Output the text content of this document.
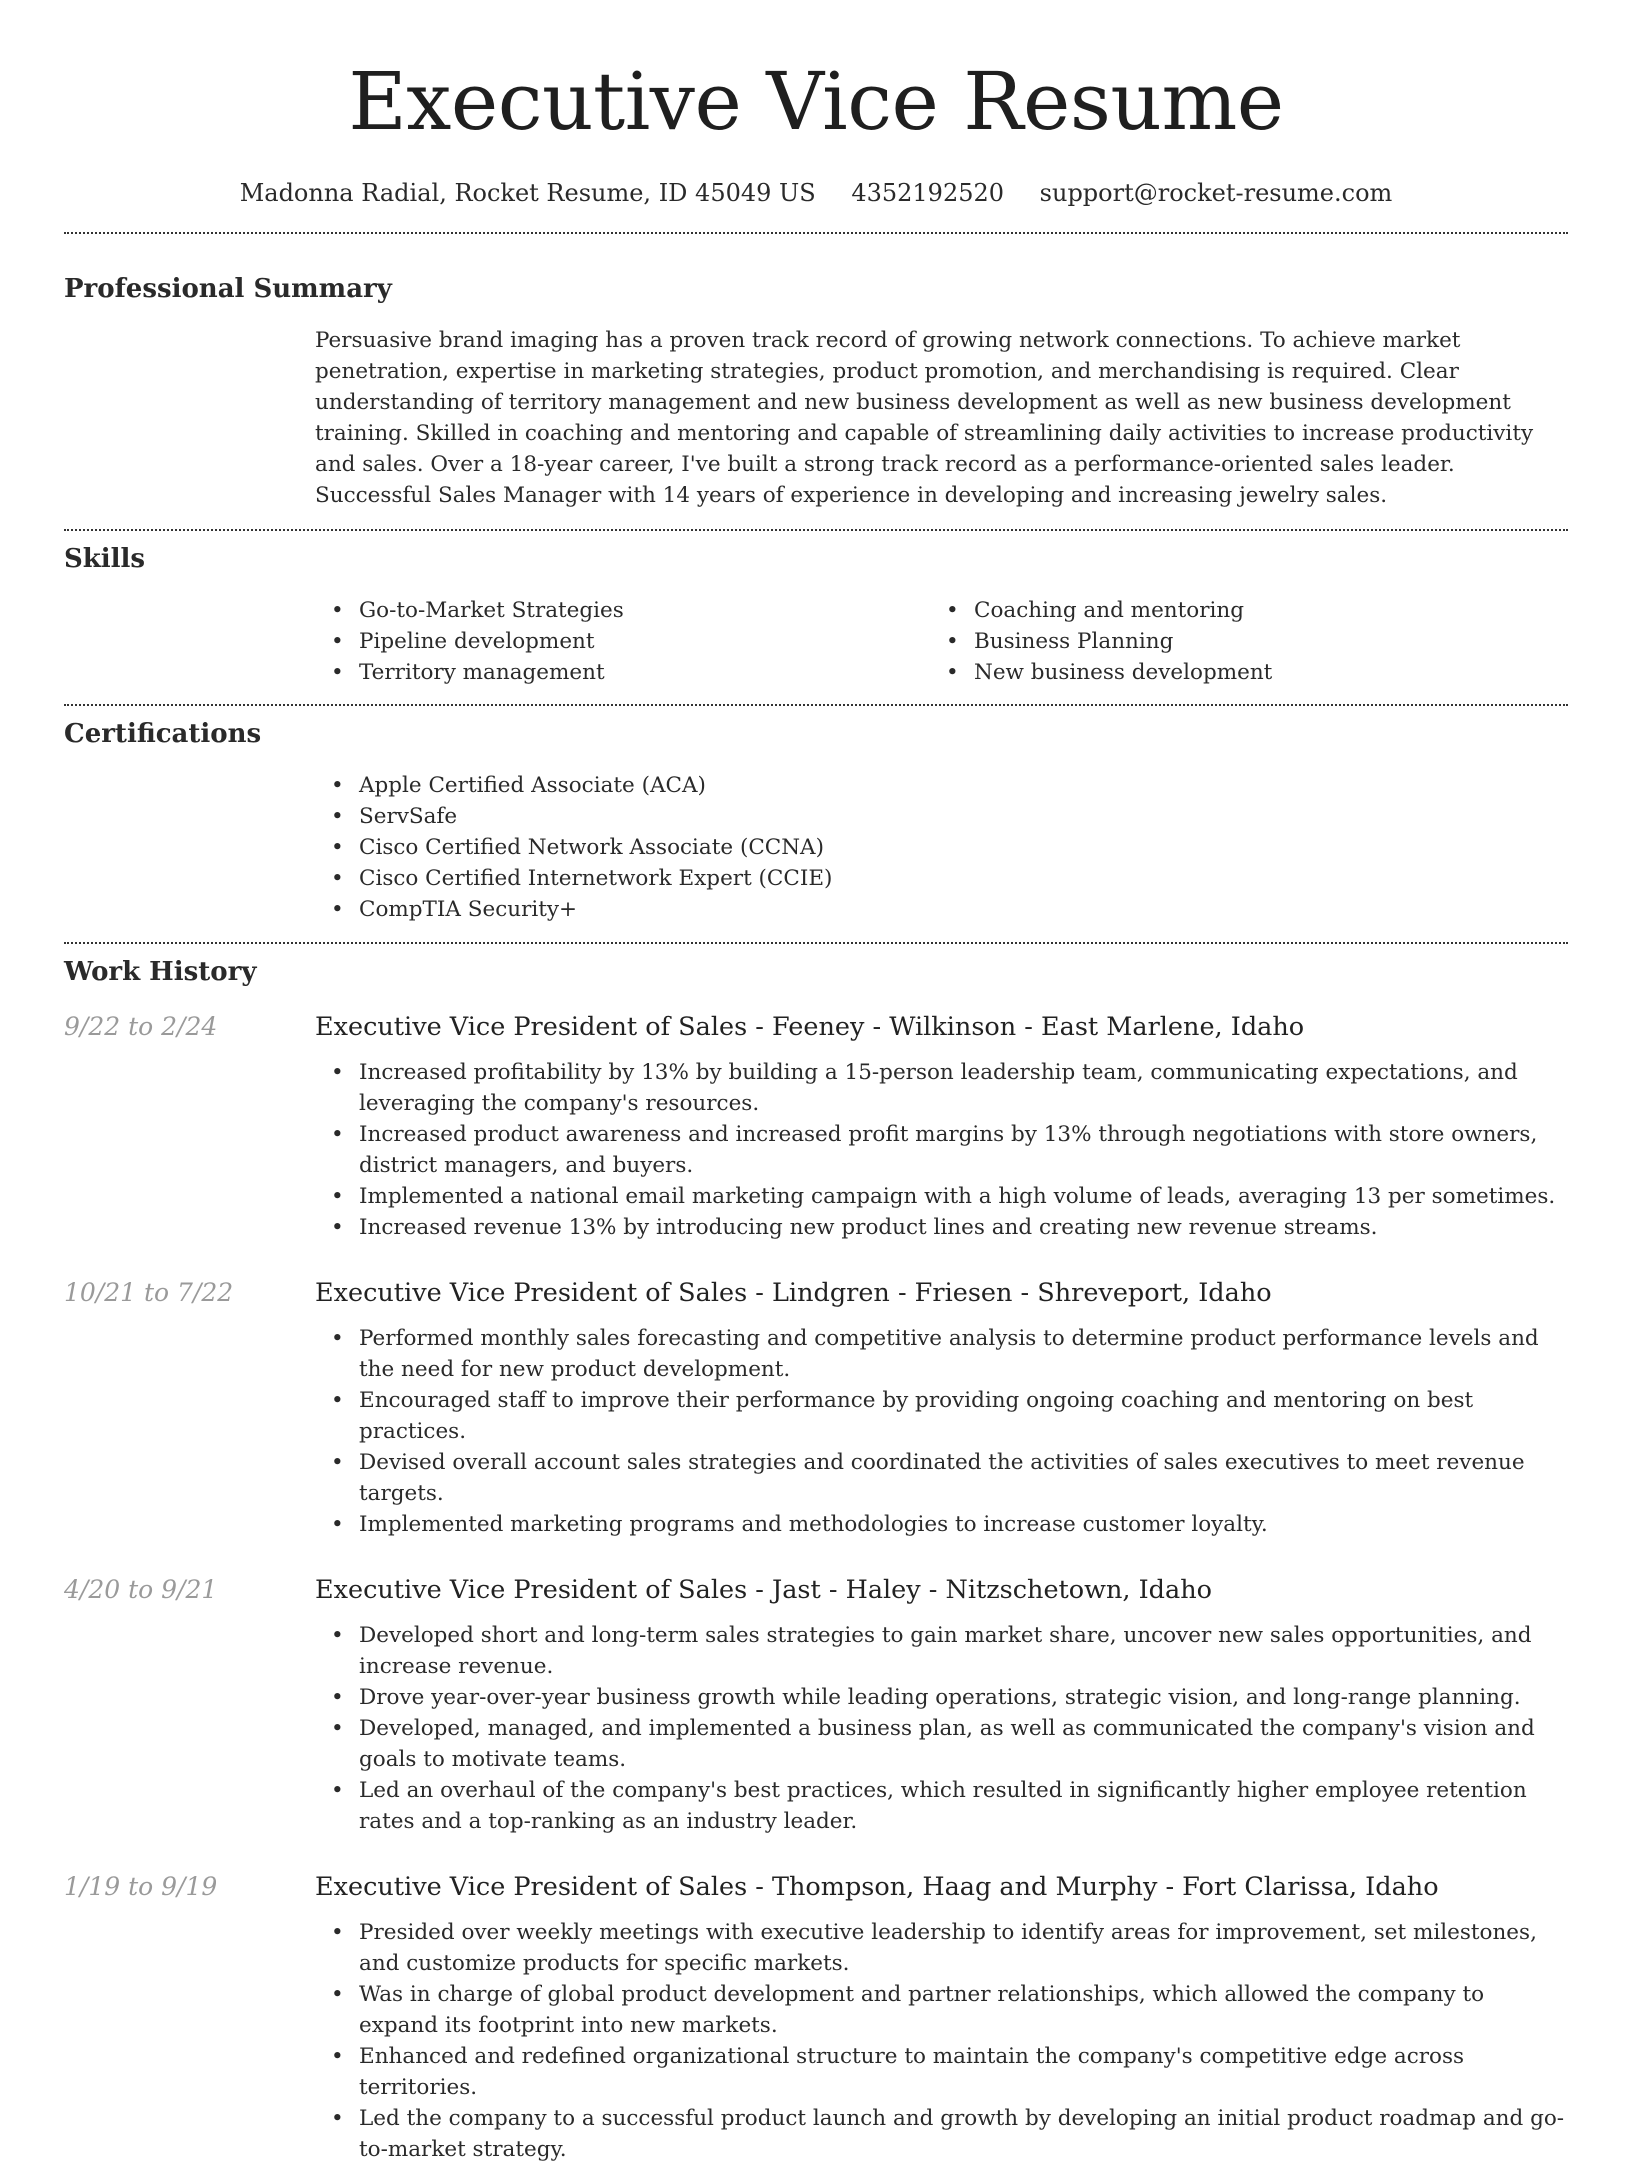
Executive Vice Resume
Madonna Radial, Rocket Resume, ID 45049 US 4352192520 support@rocket-resume.com
Professional Summary

Persuasive brand imaging has a proven track record of growing network connections. To achieve market penetration, expertise in marketing strategies, product promotion, and merchandising is required. Clear understanding of territory management and new business development as well as new business development training. Skilled in coaching and mentoring and capable of streamlining daily activities to increase productivity and sales. Over a 18-year career, I've built a strong track record as a performance-oriented sales leader. Successful Sales Manager with 14 years of experience in developing and increasing jewelry sales.

Skills
• Go-to-Market Strategies
• Pipeline development
• Territory management
• Coaching and mentoring
• Business Planning
• New business development
Certifications
• Apple Certified Associate (ACA)
• ServSafe
• Cisco Certified Network Associate (CCNA)
• Cisco Certified Internetwork Expert (CCIE)
• CompTIA Security+
Work History
9/22 to 2/24	Executive Vice President of Sales - Feeney - Wilkinson - East Marlene, Idaho
• Increased profitability by 13% by building a 15-person leadership team, communicating expectations, and leveraging the company's resources.
• Increased product awareness and increased profit margins by 13% through negotiations with store owners, district managers, and buyers.
• Implemented a national email marketing campaign with a high volume of leads, averaging 13 per sometimes.
• Increased revenue 13% by introducing new product lines and creating new revenue streams.
10/21 to 7/22	Executive Vice President of Sales - Lindgren - Friesen - Shreveport, Idaho
• Performed monthly sales forecasting and competitive analysis to determine product performance levels and the need for new product development.
• Encouraged staff to improve their performance by providing ongoing coaching and mentoring on best practices.
• Devised overall account sales strategies and coordinated the activities of sales executives to meet revenue targets.
• Implemented marketing programs and methodologies to increase customer loyalty.
4/20 to 9/21	Executive Vice President of Sales - Jast - Haley - Nitzschetown, Idaho
• Developed short and long-term sales strategies to gain market share, uncover new sales opportunities, and increase revenue.
• Drove year-over-year business growth while leading operations, strategic vision, and long-range planning.
• Developed, managed, and implemented a business plan, as well as communicated the company's vision and goals to motivate teams.
• Led an overhaul of the company's best practices, which resulted in significantly higher employee retention rates and a top-ranking as an industry leader.
1/19 to 9/19	Executive Vice President of Sales - Thompson, Haag and Murphy - Fort Clarissa, Idaho
• Presided over weekly meetings with executive leadership to identify areas for improvement, set milestones, and customize products for specific markets.
• Was in charge of global product development and partner relationships, which allowed the company to expand its footprint into new markets.
• Enhanced and redefined organizational structure to maintain the company's competitive edge across territories.
• Led the company to a successful product launch and growth by developing an initial product roadmap and go-to-market strategy.
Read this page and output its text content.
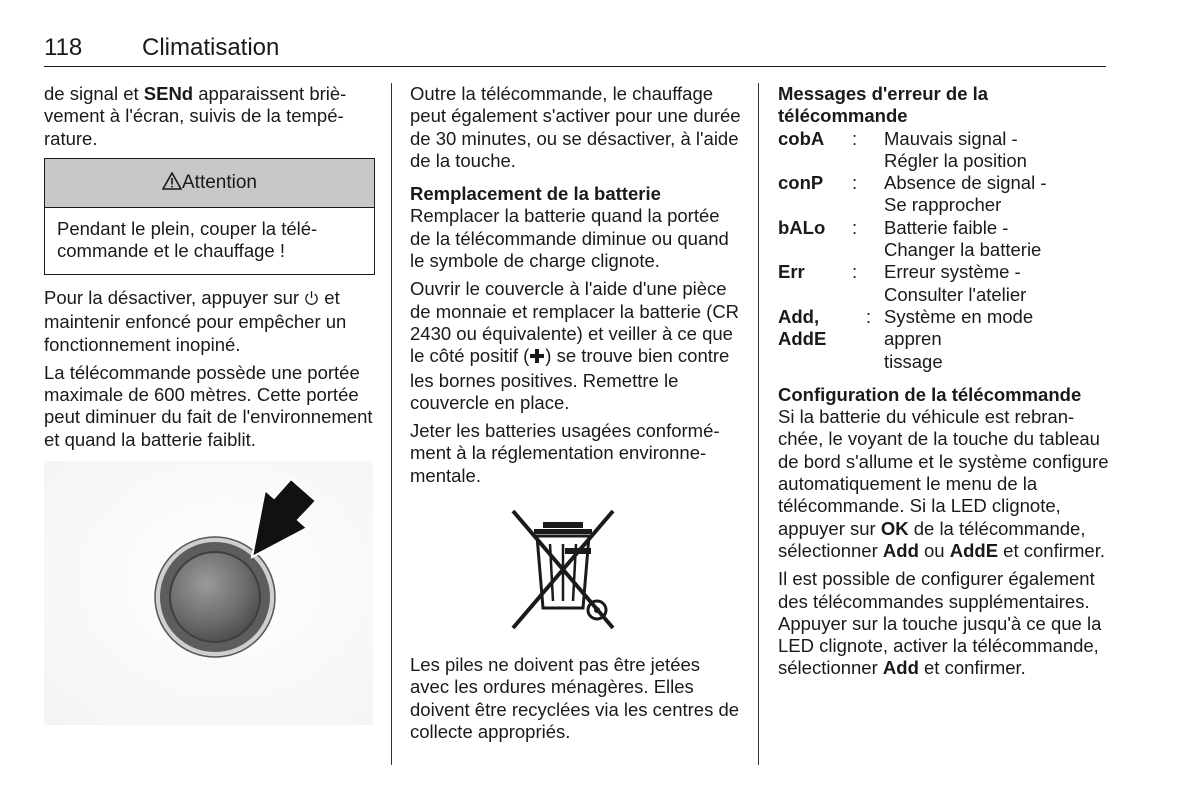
118 Climatisation

de signal et SENd apparaissent brièvement à l'écran, suivis de la température.

Attention
Pendant le plein, couper la télécommande et le chauffage !

Pour la désactiver, appuyer sur  et maintenir enfoncé pour empêcher un fonctionnement inopiné.

La télécommande possède une portée maximale de 600 mètres. Cette portée peut diminuer du fait de l'environnement et quand la batterie faiblit.

Outre la télécommande, le chauffage peut également s'activer pour une durée de 30 minutes, ou se désactiver, à l'aide de la touche.

Remplacement de la batterie

Remplacer la batterie quand la portée de la télécommande diminue ou quand le symbole de charge clignote.

Ouvrir le couvercle à l'aide d'une pièce de monnaie et remplacer la batterie (CR 2430 ou équivalente) et veiller à ce que le côté positif ( ) se trouve bien contre les bornes positives. Remettre le couvercle en place.

Jeter les batteries usagées conformément à la réglementation environnementale.

Les piles ne doivent pas être jetées avec les ordures ménagères. Elles doivent être recyclées via les centres de collecte appropriés.

Messages d'erreur de la télécommande

cobA	:	Mauvais signal -
Régler la position

conP	:	Absence de signal -
Se rapprocher

bALo	:	Batterie faible -
Changer la batterie

Err	:	Erreur système -
Consulter l'atelier

Add, AddE	:	Système en mode appren
tissage

Configuration de la télécommande

Si la batterie du véhicule est rebranchée, le voyant de la touche du tableau de bord s'allume et le système configure automatiquement le menu de la télécommande. Si la LED clignote, appuyer sur OK de la télécommande, sélectionner Add ou AddE et confirmer.

Il est possible de configurer également des télécommandes supplémentaires. Appuyer sur la touche jusqu'à ce que la LED clignote, activer la télécommande, sélectionner Add et confirmer.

:: Written request ::
Copy each line above containing the string "touche".

:: Final answer ::
Outre la télécommande, le chauffage peut également s'activer pour une durée de 30 minutes, ou se désactiver, à l'aide de la touche.
Si la batterie du véhicule est rebranchée, le voyant de la touche du tableau de bord s'allume et le système configure automatiquement le menu de la télécommande. Si la LED clignote, appuyer sur OK de la télécommande, sélectionner Add ou AddE et confirmer.
Il est possible de configurer également des télécommandes supplémentaires. Appuyer sur la touche jusqu'à ce que la LED clignote, activer la télécommande, sélectionner Add et confirmer.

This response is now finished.